• Brief: An exact copy of the records is required, minus the pictures they hold.

• Information supplied:
§

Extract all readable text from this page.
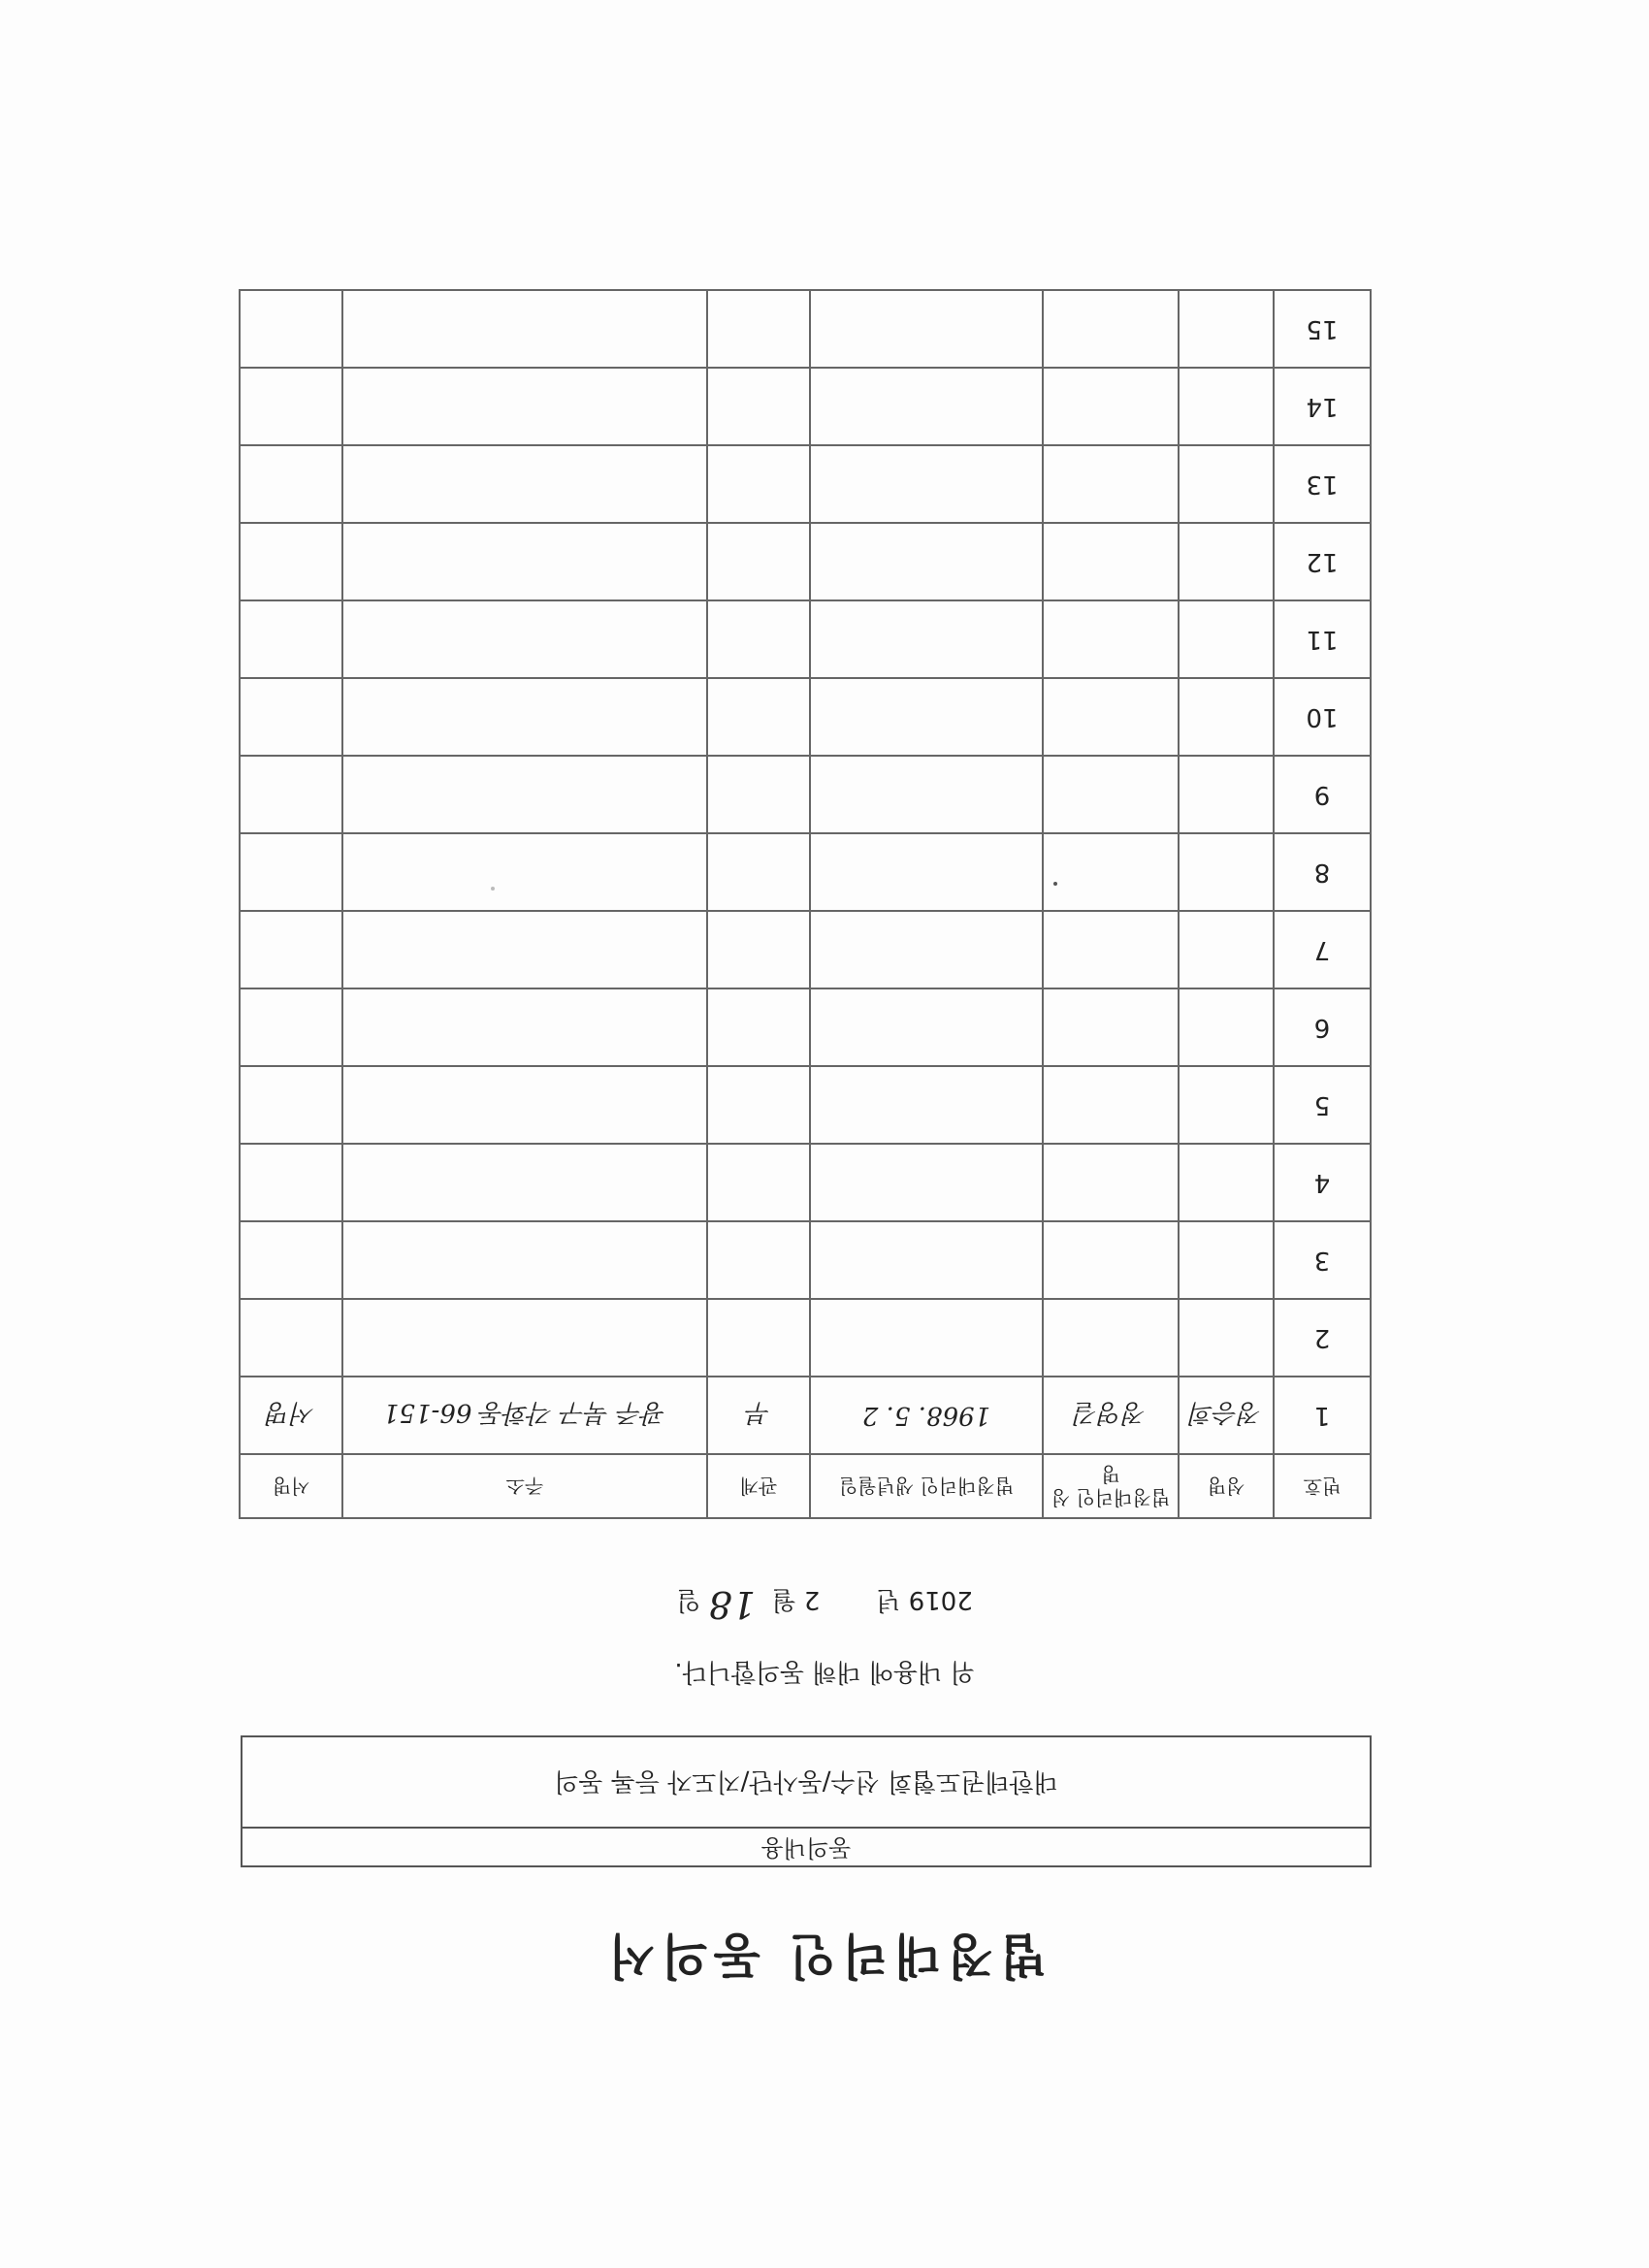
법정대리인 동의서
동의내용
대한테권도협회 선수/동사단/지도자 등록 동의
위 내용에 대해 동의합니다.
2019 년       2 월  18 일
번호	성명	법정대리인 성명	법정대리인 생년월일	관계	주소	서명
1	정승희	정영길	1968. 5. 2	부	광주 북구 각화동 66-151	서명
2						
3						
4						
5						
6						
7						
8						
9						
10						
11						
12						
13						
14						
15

§

• Exercise response:
Extract all readable text from this page.
법정대리인 동의서
동의내용
대한테권도협회 선수/동사단/지도자 등록 동의
위 내용에 대해 동의합니다.
2019 년       2 월  18 일
번호	성명	법정대리인 성명	법정대리인 생년월일	관계	주소	서명
1	정승희	정영길	1968. 5. 2	부	광주 북구 각화동 66-151	서명
2						
3						
4						
5						
6						
7						
8						
9						
10						
11						
12						
13						
14						
15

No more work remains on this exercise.